◆ Problem:
Go through the listing and pick out each line with the word "this" in it.
┄┄┄┄┄┄┄┄┄┄
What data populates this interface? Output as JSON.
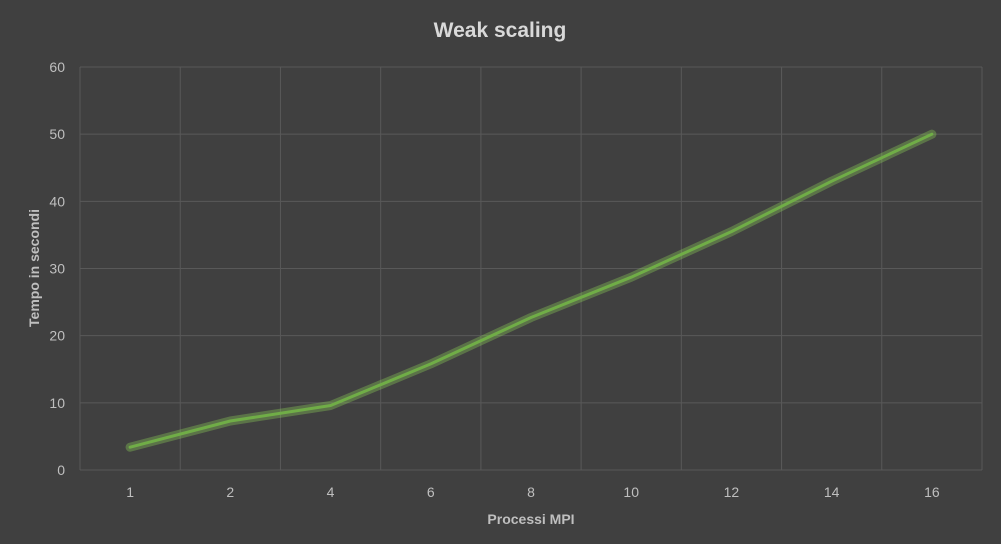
{
  "chart_data": {
    "type": "line",
    "title": "Weak scaling",
    "xlabel": "Processi MPI",
    "ylabel": "Tempo in secondi",
    "categories": [
      "1",
      "2",
      "4",
      "6",
      "8",
      "10",
      "12",
      "14",
      "16"
    ],
    "series": [
      {
        "values": [
          3.4,
          7.3,
          9.6,
          15.8,
          22.7,
          28.7,
          35.5,
          43.0,
          50.0
        ]
      }
    ],
    "ylim": [
      0,
      60
    ],
    "yticks": [
      "0",
      "10",
      "20",
      "30",
      "40",
      "50",
      "60"
    ],
    "grid": true,
    "legend": "none",
    "colors": {
      "background": "#404040",
      "line": "#70ad47",
      "grid": "#595959",
      "text": "#bfbfbf",
      "title": "#d9d9d9"
    }
  }
}
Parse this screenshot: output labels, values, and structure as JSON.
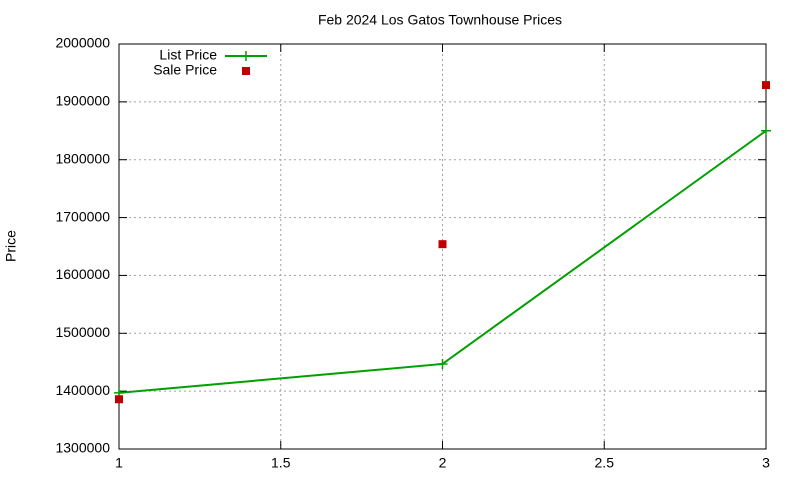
{
  "chart_data": {
    "type": "line",
    "title": "Feb 2024 Los Gatos Townhouse Prices",
    "y_label": "Price",
    "x": [
      1,
      2,
      3
    ],
    "series": [
      {
        "name": "List Price",
        "color": "#00a000",
        "style": "linespoints",
        "values": [
          1397000,
          1447000,
          1850000
        ]
      },
      {
        "name": "Sale Price",
        "color": "#c00000",
        "style": "points",
        "values": [
          1386000,
          1654000,
          1929000
        ]
      }
    ],
    "xlim": [
      1,
      3
    ],
    "xticks": [
      1,
      1.5,
      2,
      2.5,
      3
    ],
    "ylim": [
      1300000,
      2000000
    ],
    "yticks": [
      1300000,
      1400000,
      1500000,
      1600000,
      1700000,
      1800000,
      1900000,
      2000000
    ],
    "grid": true,
    "legend": "top-left"
  }
}
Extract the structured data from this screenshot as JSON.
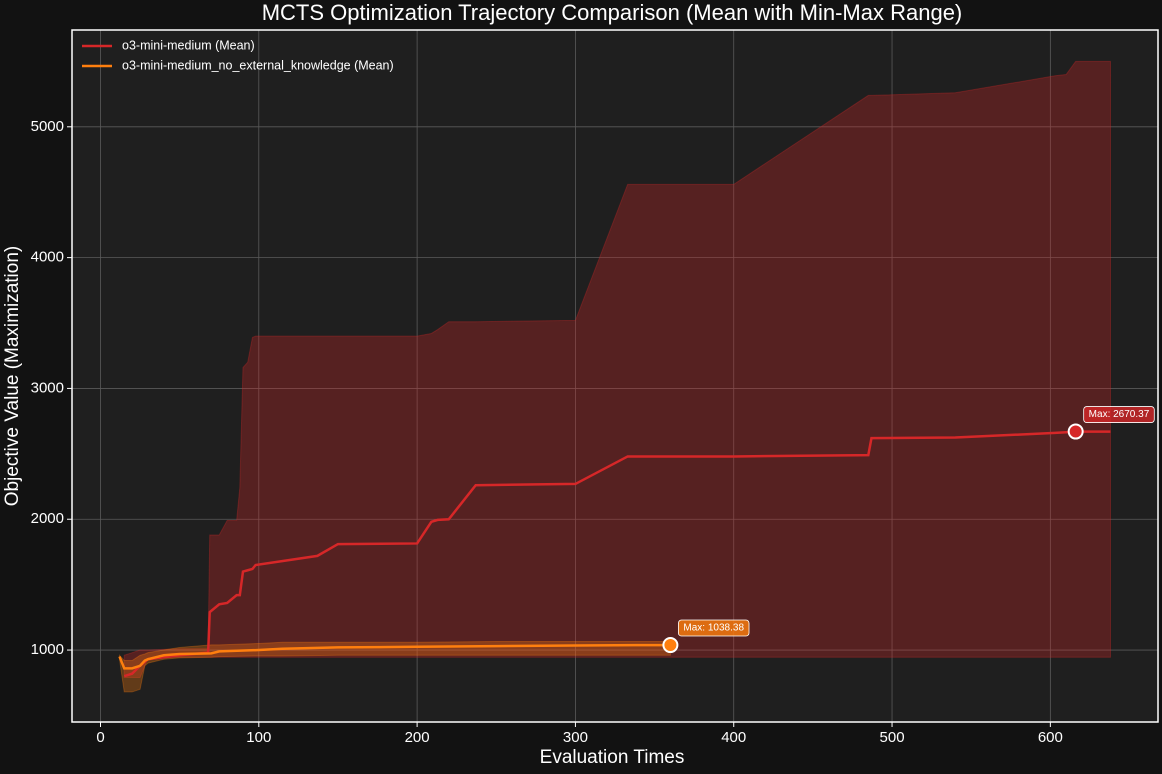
{
  "chart_data": {
    "type": "line",
    "title": "MCTS Optimization Trajectory Comparison (Mean with Min-Max Range)",
    "x_label": "Evaluation Times",
    "y_label": "Objective Value (Maximization)",
    "xlim": [
      -18,
      668
    ],
    "ylim": [
      450,
      5740
    ],
    "xticks": [
      0,
      100,
      200,
      300,
      400,
      500,
      600
    ],
    "yticks": [
      1000,
      2000,
      3000,
      4000,
      5000
    ],
    "grid": true,
    "legend": "upper left",
    "series": [
      {
        "name": "o3-mini-medium (Mean)",
        "color": "#d62728",
        "x": [
          15,
          20,
          25,
          30,
          50,
          68,
          69,
          75,
          80,
          86,
          88,
          90,
          93,
          96,
          98,
          137,
          150,
          200,
          209,
          213,
          220,
          237,
          300,
          333,
          400,
          485,
          487,
          540,
          603,
          610,
          616,
          638
        ],
        "values": [
          800,
          820,
          880,
          930,
          960,
          980,
          1290,
          1350,
          1360,
          1420,
          1420,
          1600,
          1610,
          1620,
          1650,
          1720,
          1810,
          1815,
          1980,
          1995,
          2000,
          2260,
          2270,
          2480,
          2480,
          2490,
          2620,
          2625,
          2660,
          2665,
          2670,
          2670
        ],
        "min": [
          790,
          790,
          790,
          940,
          945,
          945,
          945,
          945,
          945,
          945,
          945,
          945,
          945,
          945,
          945,
          945,
          945,
          945,
          945,
          945,
          945,
          945,
          945,
          945,
          945,
          945,
          945,
          945,
          945,
          945,
          945,
          945
        ],
        "max": [
          960,
          980,
          1000,
          1000,
          1010,
          1010,
          1880,
          1880,
          1990,
          1990,
          2240,
          3160,
          3200,
          3390,
          3400,
          3400,
          3400,
          3400,
          3420,
          3450,
          3510,
          3510,
          3520,
          4560,
          4560,
          5240,
          5240,
          5260,
          5390,
          5400,
          5500,
          5500
        ]
      },
      {
        "name": "o3-mini-medium_no_external_knowledge (Mean)",
        "color": "#ff7f0e",
        "x": [
          12,
          15,
          20,
          25,
          28,
          30,
          40,
          50,
          70,
          75,
          100,
          115,
          150,
          200,
          250,
          300,
          350,
          360
        ],
        "values": [
          950,
          860,
          860,
          880,
          920,
          930,
          960,
          970,
          975,
          990,
          1000,
          1010,
          1020,
          1025,
          1030,
          1035,
          1038,
          1038
        ],
        "min": [
          930,
          680,
          680,
          700,
          880,
          900,
          930,
          940,
          945,
          950,
          955,
          955,
          960,
          960,
          960,
          960,
          960,
          960
        ],
        "max": [
          960,
          920,
          920,
          960,
          970,
          980,
          1000,
          1020,
          1040,
          1040,
          1050,
          1060,
          1060,
          1060,
          1065,
          1065,
          1065,
          1065
        ]
      }
    ],
    "annotations": [
      {
        "x": 616,
        "y": 2670.37,
        "label": "Max: 2670.37"
      },
      {
        "x": 360,
        "y": 1038.38,
        "label": "Max: 1038.38"
      }
    ]
  }
}
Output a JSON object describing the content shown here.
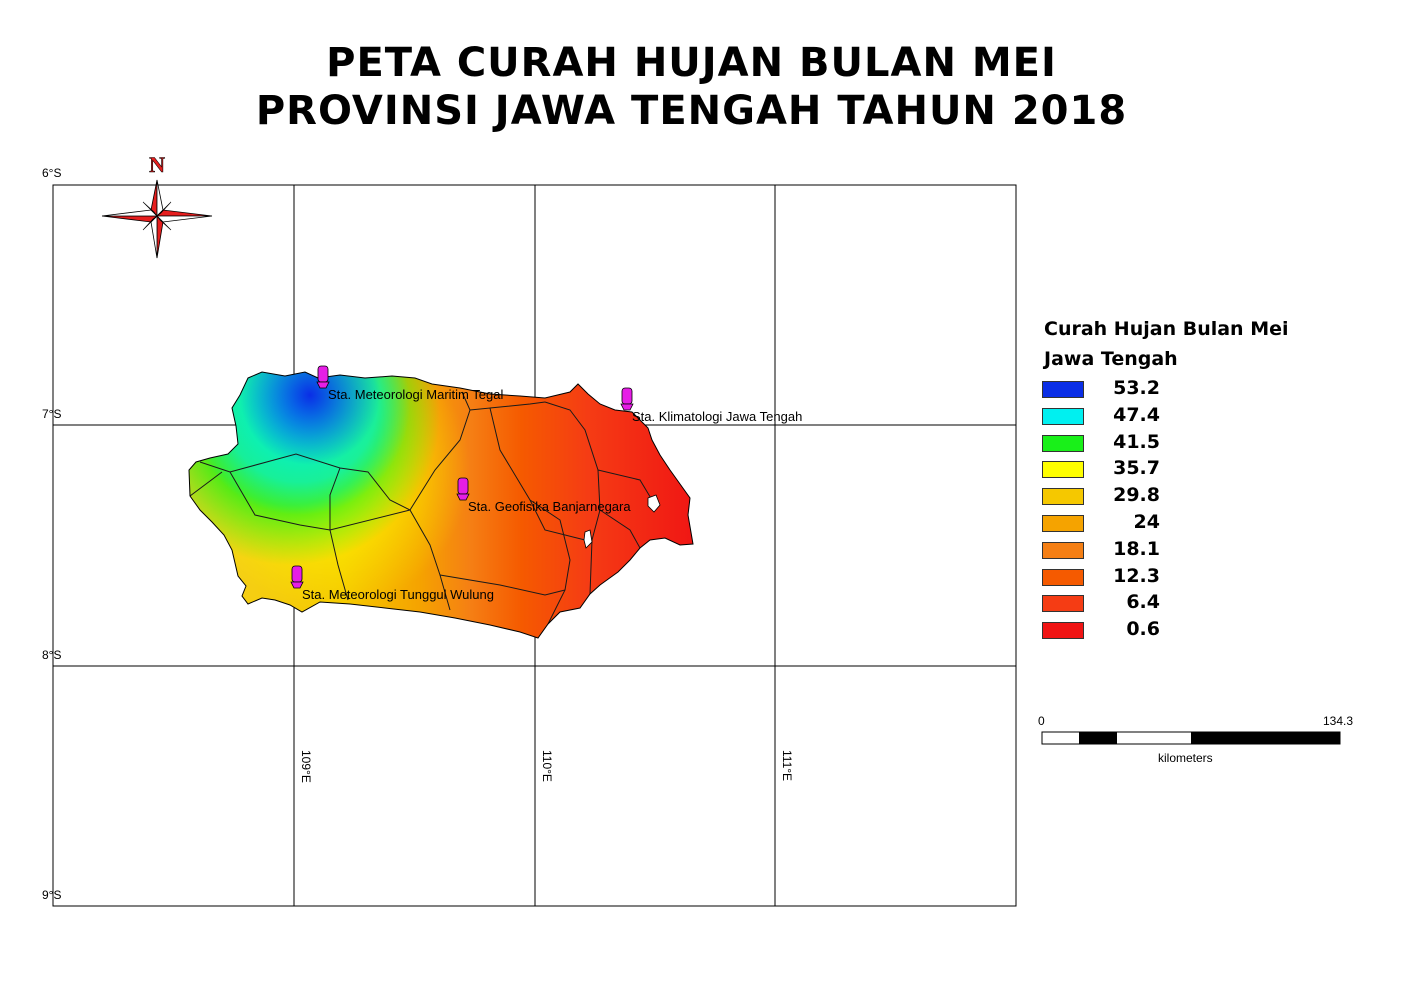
{
  "title": {
    "line1": "PETA CURAH HUJAN BULAN MEI",
    "line2": "PROVINSI JAWA TENGAH TAHUN 2018"
  },
  "north_arrow": {
    "label": "N"
  },
  "grid": {
    "latitudes": [
      "6°S",
      "7°S",
      "8°S",
      "9°S"
    ],
    "longitudes": [
      "109°E",
      "110°E",
      "111°E"
    ]
  },
  "stations": [
    {
      "name": "Sta. Meteorologi Maritim Tegal"
    },
    {
      "name": "Sta. Klimatologi Jawa Tengah"
    },
    {
      "name": "Sta. Geofisika Banjarnegara"
    },
    {
      "name": "Sta. Meteorologi Tunggul Wulung"
    }
  ],
  "legend": {
    "title_line1": "Curah Hujan Bulan Mei",
    "title_line2": "Jawa Tengah",
    "classes": [
      {
        "label": "53.2",
        "color": "#0a2ee6"
      },
      {
        "label": "47.4",
        "color": "#00f0f0"
      },
      {
        "label": "41.5",
        "color": "#19f019"
      },
      {
        "label": "35.7",
        "color": "#ffff00"
      },
      {
        "label": "29.8",
        "color": "#f5c800"
      },
      {
        "label": "24",
        "color": "#f5a300"
      },
      {
        "label": "18.1",
        "color": "#f57f14"
      },
      {
        "label": "12.3",
        "color": "#f55a00"
      },
      {
        "label": "6.4",
        "color": "#f53c14"
      },
      {
        "label": "0.6",
        "color": "#f01414"
      }
    ]
  },
  "scale_bar": {
    "start": "0",
    "end": "134.3",
    "unit": "kilometers"
  }
}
┄┄┄┄┄┄┄┄┄┄
◆ Result:
What data populates this interface? Output as JSON.
Parse this screenshot: output labels, values, and structure as JSON.
Extract the structured data from this screenshot as JSON.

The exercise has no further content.